Extracted information

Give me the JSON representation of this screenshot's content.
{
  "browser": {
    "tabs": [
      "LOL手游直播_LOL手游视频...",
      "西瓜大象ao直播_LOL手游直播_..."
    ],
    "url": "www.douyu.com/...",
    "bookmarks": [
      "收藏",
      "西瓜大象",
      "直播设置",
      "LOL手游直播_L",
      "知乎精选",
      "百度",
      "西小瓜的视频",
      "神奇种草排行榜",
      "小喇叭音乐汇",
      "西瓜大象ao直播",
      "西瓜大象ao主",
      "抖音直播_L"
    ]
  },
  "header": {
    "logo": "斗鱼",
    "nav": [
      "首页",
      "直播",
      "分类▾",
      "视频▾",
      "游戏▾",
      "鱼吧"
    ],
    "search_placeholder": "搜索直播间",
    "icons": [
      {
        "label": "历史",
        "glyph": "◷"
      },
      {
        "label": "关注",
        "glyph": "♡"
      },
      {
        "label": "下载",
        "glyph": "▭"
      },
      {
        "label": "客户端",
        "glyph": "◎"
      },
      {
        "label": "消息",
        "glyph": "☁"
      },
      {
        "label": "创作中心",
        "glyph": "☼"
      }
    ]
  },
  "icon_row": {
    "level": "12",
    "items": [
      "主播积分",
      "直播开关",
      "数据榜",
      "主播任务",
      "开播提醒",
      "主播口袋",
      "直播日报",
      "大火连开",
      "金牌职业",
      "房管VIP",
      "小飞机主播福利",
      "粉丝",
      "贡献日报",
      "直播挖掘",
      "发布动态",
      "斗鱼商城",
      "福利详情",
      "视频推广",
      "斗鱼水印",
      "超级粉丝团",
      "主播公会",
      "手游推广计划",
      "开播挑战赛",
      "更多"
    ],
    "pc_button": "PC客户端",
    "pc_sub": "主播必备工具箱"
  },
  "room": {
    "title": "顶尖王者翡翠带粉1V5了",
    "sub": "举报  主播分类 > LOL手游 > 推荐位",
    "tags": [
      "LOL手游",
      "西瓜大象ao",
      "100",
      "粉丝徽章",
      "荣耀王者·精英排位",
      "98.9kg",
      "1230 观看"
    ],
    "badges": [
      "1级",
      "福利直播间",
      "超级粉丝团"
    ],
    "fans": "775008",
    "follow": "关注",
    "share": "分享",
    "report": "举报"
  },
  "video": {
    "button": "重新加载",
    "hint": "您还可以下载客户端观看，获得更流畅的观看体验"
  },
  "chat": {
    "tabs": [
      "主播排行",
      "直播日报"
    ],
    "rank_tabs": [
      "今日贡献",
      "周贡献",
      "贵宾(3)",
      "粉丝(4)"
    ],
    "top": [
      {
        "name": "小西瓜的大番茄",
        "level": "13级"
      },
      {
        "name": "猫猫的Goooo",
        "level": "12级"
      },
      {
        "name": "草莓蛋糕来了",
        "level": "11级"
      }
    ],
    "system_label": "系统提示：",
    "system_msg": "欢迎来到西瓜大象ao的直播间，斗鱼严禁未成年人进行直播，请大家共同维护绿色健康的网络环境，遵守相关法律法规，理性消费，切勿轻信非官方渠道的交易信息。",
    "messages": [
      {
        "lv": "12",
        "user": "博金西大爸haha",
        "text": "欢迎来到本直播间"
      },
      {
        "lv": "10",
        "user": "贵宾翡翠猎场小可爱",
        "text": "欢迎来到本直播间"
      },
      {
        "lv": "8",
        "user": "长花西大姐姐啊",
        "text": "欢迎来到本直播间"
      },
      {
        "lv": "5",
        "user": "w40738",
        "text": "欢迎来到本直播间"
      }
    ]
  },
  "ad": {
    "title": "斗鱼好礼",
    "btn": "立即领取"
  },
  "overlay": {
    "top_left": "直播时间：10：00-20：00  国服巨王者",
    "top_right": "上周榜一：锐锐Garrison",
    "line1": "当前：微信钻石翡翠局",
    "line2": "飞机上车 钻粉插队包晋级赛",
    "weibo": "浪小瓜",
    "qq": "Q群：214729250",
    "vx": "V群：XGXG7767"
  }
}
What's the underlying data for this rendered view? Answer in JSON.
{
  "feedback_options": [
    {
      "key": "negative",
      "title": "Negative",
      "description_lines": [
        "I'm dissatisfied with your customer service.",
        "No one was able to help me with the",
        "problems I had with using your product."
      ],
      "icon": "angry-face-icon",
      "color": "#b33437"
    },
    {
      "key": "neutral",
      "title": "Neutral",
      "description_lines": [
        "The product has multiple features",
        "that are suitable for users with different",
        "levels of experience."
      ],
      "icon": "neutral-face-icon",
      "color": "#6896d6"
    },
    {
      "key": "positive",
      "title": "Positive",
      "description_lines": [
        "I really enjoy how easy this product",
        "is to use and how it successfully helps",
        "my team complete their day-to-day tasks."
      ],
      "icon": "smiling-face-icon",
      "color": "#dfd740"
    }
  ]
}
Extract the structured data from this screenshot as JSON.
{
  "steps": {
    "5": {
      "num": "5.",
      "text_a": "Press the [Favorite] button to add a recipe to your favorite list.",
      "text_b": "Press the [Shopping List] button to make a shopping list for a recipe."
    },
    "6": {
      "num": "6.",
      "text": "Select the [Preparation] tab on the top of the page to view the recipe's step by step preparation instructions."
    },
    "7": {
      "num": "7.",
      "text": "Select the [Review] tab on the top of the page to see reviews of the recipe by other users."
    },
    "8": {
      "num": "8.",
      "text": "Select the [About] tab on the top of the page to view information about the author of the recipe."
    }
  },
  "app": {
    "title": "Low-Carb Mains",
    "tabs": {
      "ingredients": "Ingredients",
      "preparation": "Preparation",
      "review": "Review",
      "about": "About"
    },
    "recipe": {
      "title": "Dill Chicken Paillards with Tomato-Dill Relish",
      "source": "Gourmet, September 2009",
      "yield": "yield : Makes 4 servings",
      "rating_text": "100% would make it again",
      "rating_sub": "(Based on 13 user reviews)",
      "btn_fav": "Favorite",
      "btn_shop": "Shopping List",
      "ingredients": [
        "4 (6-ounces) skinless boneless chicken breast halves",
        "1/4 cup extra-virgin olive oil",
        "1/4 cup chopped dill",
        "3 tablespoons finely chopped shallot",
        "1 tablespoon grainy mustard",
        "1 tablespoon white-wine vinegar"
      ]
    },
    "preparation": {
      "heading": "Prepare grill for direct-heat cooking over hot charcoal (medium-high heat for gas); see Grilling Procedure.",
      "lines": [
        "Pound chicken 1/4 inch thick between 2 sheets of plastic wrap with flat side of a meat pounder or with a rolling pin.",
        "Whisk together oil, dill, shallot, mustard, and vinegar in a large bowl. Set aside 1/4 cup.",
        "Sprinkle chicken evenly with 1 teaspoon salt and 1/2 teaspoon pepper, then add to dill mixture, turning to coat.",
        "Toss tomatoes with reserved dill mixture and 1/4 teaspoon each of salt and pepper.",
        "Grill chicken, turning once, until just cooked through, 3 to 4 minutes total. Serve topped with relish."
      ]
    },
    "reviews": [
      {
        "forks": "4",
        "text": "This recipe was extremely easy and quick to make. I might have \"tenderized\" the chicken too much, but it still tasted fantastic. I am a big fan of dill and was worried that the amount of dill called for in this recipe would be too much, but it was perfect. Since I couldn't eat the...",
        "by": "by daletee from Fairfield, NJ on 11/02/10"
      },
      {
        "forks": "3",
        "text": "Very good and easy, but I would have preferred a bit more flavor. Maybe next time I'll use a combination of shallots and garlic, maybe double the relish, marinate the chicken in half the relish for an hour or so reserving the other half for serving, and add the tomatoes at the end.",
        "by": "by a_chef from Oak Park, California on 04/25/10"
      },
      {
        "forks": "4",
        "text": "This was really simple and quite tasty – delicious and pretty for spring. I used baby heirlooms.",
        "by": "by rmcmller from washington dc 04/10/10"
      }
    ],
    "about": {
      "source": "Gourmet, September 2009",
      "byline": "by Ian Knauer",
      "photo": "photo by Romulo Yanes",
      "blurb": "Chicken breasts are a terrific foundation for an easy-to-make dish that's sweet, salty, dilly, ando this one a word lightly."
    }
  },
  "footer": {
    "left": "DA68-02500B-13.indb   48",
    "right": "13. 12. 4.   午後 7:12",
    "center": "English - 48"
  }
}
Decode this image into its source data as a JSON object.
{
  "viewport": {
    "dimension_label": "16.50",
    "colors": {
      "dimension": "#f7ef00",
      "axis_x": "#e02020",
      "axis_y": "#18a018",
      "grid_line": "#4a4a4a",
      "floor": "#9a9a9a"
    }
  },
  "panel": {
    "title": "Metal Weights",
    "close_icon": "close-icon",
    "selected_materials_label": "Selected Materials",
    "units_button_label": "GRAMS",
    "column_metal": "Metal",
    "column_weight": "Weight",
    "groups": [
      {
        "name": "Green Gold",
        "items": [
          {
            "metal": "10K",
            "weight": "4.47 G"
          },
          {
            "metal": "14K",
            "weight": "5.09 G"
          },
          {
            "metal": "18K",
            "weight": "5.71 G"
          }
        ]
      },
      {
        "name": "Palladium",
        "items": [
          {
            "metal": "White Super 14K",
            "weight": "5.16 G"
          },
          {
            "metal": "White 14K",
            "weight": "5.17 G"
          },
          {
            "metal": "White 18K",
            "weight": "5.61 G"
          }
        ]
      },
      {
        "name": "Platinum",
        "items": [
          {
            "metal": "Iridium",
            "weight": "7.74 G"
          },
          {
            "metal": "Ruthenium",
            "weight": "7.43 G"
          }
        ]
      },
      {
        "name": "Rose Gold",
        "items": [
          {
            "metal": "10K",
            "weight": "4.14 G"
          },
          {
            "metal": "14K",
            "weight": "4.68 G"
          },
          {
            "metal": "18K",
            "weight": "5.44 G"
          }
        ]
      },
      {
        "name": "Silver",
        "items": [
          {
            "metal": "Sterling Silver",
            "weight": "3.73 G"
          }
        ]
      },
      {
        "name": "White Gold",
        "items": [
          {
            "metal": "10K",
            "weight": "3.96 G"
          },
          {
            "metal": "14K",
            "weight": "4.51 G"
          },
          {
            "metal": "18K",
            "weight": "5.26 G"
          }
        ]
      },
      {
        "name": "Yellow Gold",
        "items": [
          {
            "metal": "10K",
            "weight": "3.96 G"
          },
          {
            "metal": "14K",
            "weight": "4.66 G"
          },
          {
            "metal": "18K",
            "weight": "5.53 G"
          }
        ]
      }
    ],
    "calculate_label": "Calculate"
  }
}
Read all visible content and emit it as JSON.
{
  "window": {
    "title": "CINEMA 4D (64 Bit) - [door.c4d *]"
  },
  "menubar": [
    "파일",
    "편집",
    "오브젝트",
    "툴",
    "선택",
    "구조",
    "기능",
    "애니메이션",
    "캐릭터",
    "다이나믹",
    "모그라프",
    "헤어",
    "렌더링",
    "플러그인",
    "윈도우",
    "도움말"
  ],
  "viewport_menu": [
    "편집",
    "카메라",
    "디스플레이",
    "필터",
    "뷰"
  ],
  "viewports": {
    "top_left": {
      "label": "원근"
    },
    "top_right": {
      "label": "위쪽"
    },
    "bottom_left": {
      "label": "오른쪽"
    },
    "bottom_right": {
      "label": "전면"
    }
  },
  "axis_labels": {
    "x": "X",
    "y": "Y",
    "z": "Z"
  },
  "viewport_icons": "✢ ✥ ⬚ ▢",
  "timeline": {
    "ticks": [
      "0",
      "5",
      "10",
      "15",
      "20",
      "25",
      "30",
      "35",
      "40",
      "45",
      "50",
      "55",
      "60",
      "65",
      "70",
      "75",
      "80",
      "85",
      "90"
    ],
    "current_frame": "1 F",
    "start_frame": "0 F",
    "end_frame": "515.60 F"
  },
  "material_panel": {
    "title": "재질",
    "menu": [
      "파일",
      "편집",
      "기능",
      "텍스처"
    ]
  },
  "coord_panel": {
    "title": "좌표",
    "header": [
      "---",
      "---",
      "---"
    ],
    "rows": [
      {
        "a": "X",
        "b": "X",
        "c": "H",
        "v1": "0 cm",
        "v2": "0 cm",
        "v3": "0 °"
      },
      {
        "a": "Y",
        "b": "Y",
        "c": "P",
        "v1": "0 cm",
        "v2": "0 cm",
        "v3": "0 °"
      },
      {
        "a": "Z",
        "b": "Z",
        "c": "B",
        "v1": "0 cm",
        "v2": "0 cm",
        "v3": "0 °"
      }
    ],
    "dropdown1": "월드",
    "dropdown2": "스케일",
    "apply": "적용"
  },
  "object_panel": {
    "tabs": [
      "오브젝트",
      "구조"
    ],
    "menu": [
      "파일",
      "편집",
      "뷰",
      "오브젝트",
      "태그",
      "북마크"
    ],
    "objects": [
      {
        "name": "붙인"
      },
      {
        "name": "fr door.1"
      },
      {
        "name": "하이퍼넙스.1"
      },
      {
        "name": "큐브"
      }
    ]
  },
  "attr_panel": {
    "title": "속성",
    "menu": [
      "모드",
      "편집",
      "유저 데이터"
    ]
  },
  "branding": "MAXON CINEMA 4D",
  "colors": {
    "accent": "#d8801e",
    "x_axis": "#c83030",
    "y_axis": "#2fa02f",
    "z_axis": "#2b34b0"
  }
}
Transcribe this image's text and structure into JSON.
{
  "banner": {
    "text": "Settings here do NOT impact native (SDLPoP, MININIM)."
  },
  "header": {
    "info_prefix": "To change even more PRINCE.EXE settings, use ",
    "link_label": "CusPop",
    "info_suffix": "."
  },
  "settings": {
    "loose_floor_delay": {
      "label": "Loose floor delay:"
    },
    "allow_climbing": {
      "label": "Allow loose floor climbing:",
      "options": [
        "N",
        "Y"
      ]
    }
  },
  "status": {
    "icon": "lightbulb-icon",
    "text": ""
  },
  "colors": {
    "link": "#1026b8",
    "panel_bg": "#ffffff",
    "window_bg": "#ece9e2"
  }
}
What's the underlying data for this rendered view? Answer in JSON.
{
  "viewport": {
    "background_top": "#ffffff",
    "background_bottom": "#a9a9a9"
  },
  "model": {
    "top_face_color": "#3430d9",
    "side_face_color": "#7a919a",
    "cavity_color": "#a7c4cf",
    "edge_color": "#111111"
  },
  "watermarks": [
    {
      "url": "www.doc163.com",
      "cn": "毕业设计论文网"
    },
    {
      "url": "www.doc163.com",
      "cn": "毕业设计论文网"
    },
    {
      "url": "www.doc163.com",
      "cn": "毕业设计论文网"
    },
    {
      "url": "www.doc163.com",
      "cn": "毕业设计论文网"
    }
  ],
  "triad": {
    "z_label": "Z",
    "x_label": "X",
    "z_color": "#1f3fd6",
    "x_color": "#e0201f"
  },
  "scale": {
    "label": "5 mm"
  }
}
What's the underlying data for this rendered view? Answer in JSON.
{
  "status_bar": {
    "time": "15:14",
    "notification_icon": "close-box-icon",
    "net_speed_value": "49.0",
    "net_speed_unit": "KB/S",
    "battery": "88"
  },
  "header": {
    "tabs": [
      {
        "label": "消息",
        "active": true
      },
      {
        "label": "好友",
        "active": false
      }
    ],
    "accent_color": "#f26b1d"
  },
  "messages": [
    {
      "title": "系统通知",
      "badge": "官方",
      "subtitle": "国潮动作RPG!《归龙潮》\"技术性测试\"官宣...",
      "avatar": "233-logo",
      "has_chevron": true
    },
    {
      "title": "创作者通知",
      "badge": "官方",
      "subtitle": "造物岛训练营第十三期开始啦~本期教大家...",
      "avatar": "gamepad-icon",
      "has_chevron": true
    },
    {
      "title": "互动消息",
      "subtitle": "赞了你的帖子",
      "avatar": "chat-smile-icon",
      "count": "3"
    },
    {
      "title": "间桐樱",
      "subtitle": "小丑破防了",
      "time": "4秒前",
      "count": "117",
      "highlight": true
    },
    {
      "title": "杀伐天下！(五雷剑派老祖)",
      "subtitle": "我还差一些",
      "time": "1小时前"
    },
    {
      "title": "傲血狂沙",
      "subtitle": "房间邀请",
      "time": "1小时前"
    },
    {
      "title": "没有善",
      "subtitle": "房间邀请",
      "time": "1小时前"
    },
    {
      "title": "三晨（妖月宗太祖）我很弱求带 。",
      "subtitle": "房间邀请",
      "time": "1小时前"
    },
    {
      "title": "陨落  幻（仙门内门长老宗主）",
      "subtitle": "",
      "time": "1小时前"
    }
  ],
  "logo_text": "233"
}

Job
Count the lines in the records above that contain the word "would", and give only the number.

Problem solution
3